---------- EXTRACTED INFORMATION ----------

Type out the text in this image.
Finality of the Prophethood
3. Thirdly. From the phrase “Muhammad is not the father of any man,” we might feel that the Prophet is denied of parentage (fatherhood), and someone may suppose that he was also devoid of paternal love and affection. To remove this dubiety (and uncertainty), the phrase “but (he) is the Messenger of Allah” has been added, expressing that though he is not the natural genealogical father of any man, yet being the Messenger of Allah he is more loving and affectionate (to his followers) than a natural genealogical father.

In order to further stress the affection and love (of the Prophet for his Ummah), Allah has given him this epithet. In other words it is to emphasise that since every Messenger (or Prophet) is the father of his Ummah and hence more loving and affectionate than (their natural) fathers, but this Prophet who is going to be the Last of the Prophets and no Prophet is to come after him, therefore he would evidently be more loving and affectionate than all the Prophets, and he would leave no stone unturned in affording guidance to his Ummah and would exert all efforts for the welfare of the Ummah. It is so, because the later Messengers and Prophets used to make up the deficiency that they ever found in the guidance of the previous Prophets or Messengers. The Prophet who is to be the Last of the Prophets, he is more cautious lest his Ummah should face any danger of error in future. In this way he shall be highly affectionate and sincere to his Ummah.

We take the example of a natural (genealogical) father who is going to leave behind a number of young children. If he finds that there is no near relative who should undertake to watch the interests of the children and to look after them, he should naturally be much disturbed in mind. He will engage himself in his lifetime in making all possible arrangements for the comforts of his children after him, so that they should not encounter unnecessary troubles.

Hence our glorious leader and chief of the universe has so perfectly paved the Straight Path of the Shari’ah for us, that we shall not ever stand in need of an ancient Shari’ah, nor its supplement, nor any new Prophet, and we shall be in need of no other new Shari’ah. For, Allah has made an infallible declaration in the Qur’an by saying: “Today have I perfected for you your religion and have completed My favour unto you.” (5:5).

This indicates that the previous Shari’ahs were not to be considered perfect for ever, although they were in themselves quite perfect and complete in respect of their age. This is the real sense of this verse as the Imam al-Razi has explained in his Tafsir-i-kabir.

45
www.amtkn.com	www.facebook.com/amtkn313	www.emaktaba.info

----------

- [GOAL]
Scan the lines above for "previous", then copy every one that has it.

- [TASK RESPONSE]
In order to further stress the affection and love (of the Prophet for his Ummah), Allah has given him this epithet. In other words it is to emphasise that since every Messenger (or Prophet) is the father of his Ummah and hence more loving and affectionate than (their natural) fathers, but this Prophet who is going to be the Last of the Prophets and no Prophet is to come after him, therefore he would evidently be more loving and affectionate than all the Prophets, and he would leave no stone unturned in affording guidance to his Ummah and would exert all efforts for the welfare of the Ummah. It is so, because the later Messengers and Prophets used to make up the deficiency that they ever found in the guidance of the previous Prophets or Messengers. The Prophet who is to be the Last of the Prophets, he is more cautious lest his Ummah should face any danger of error in future. In this way he shall be highly affectionate and sincere to his Ummah.
This indicates that the previous Shari’ahs were not to be considered perfect for ever, although they were in themselves quite perfect and complete in respect of their age. This is the real sense of this verse as the Imam al-Razi has explained in his Tafsir-i-kabir.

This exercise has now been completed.